- _The task_
Pull out every line in the rows below that contains the word "Index". Upper and lower case must match.

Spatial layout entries
============

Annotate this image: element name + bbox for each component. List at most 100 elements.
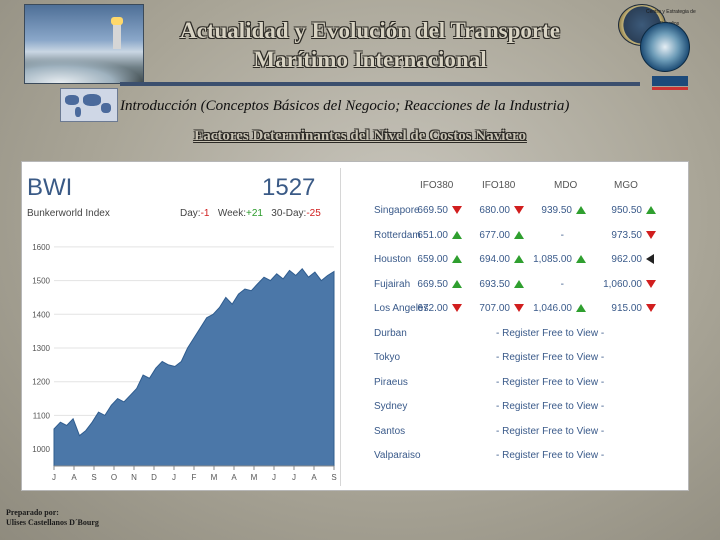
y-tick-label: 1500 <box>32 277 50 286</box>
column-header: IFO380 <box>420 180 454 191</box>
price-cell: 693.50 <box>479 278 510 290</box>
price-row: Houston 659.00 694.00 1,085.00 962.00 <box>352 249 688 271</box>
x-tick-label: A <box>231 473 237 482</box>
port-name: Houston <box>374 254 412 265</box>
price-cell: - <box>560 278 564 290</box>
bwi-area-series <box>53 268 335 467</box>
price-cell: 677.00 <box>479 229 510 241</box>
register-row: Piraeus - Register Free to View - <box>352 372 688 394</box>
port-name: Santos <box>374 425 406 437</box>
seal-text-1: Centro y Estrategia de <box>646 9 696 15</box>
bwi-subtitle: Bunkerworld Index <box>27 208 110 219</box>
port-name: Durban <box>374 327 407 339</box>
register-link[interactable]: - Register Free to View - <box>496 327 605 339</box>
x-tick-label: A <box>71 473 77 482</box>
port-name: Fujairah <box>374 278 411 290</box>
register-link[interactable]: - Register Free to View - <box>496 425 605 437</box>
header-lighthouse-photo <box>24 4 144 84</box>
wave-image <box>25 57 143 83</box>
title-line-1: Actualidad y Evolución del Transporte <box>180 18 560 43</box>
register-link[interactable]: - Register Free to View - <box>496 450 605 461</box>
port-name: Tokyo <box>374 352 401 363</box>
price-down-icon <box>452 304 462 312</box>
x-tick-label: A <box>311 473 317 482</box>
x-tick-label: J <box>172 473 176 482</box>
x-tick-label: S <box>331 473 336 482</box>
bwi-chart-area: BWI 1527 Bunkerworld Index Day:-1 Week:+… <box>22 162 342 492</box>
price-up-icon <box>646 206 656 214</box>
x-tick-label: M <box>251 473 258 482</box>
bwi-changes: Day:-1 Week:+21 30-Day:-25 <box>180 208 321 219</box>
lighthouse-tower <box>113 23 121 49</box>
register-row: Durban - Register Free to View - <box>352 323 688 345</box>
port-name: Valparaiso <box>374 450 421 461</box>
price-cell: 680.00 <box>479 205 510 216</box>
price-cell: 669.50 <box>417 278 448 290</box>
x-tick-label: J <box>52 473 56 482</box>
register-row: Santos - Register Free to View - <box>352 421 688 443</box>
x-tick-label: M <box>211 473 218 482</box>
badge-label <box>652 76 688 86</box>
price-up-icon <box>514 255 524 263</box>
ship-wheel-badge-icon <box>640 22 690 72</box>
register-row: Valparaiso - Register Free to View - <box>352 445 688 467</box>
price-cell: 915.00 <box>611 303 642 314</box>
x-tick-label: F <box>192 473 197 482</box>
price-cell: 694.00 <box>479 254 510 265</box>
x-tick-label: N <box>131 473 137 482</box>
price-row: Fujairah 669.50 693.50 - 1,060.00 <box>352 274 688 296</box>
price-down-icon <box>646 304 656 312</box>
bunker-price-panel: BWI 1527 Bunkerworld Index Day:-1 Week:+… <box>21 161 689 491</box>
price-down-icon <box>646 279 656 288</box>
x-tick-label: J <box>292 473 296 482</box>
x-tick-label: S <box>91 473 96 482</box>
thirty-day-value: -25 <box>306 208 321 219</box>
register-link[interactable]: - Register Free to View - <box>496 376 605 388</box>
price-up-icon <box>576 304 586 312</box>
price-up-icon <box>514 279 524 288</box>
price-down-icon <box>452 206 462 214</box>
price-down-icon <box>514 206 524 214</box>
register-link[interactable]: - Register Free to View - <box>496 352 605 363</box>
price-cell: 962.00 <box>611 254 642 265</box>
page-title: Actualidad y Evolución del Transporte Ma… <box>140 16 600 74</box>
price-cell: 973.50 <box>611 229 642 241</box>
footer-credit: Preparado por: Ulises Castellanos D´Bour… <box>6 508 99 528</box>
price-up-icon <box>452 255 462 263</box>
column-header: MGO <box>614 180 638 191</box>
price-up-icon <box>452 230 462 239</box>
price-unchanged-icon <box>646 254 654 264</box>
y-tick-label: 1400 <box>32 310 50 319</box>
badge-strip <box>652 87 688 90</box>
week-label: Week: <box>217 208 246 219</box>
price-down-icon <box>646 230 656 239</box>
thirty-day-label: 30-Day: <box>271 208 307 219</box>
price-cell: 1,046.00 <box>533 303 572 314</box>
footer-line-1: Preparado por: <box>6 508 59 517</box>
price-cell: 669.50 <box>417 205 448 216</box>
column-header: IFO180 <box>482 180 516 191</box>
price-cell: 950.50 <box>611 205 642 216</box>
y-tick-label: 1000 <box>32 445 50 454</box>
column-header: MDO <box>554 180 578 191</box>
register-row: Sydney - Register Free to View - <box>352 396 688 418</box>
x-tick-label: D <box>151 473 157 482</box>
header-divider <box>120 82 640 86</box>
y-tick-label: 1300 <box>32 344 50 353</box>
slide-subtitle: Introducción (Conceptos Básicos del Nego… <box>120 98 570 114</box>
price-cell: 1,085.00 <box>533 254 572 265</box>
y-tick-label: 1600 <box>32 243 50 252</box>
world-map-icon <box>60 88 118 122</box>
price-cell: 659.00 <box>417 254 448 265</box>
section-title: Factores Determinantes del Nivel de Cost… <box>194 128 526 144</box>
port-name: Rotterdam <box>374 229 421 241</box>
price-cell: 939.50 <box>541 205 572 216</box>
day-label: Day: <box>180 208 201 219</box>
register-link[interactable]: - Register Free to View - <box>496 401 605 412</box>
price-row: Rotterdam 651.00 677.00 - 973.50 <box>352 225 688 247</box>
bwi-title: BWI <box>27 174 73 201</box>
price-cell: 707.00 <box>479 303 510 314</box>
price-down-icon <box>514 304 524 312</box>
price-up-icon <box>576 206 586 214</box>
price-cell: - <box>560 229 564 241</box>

============

- _Answer below_
bwi-subtitle: Bunkerworld Index <box>27 208 110 219</box>
bwi-chart-area: BWI 1527 Bunkerworld Index Day:-1 Week:+… <box>22 162 342 492</box>
bunker-price-panel: BWI 1527 Bunkerworld Index Day:-1 Week:+… <box>21 161 689 491</box>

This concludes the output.